▶ [Aim] Tell how many lines in these records contain the string "pewniki", with only the number as the reply.

▶ [Data entries]
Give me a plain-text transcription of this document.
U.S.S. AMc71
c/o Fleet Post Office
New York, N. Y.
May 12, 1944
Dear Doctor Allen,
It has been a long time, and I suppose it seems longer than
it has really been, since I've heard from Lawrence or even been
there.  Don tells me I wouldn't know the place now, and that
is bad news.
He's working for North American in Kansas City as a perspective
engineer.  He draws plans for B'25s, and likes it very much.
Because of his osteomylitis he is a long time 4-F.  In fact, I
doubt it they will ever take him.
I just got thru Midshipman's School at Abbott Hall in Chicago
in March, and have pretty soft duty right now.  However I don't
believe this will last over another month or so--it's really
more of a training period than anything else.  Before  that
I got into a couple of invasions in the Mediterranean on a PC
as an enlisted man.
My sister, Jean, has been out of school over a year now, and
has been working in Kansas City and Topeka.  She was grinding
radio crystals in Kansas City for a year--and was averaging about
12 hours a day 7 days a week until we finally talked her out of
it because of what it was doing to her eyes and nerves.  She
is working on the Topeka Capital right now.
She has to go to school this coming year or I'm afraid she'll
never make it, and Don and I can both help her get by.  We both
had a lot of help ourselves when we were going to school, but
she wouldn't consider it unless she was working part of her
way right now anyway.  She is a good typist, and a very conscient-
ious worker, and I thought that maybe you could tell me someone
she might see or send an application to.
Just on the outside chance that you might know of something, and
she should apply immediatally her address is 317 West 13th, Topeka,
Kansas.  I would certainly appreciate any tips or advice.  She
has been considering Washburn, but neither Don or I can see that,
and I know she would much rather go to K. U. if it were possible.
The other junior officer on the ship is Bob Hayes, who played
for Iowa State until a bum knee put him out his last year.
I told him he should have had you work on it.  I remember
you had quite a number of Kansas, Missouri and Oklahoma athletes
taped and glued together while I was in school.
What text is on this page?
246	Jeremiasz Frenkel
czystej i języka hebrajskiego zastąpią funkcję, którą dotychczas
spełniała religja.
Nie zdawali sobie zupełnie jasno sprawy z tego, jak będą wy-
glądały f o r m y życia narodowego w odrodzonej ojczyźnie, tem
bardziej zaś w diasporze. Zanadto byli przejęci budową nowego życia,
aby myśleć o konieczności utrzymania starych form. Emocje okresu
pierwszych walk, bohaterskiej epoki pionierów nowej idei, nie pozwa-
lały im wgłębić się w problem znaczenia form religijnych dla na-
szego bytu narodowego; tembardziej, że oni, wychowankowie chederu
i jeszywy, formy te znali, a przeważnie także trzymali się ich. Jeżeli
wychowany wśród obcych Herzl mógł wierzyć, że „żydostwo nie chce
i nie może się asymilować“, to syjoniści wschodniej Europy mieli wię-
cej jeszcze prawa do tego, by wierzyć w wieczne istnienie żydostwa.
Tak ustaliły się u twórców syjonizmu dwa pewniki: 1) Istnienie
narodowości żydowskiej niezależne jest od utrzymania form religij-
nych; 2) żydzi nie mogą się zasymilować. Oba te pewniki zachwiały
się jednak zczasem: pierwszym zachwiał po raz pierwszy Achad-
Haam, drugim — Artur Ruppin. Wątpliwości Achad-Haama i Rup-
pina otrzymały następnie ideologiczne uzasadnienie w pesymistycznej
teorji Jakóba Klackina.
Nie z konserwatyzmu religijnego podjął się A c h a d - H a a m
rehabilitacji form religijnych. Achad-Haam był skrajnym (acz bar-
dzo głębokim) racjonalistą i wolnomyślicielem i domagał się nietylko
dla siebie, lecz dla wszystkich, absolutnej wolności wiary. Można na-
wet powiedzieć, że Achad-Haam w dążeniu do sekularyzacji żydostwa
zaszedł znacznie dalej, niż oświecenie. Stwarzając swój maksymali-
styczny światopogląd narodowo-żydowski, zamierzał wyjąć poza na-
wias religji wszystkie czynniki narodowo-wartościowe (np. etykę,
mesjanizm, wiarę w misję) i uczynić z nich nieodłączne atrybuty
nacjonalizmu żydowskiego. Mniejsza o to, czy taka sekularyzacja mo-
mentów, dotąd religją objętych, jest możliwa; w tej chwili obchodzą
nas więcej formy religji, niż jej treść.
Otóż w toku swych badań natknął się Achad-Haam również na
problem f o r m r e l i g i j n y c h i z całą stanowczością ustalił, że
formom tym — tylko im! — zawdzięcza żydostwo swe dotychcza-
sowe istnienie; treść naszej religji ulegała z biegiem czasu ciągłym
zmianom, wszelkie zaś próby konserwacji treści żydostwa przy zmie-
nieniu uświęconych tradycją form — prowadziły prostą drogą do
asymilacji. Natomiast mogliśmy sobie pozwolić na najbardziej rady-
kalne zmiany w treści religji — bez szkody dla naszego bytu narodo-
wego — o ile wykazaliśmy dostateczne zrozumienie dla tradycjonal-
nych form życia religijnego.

▶ [Solution to the exercise] 2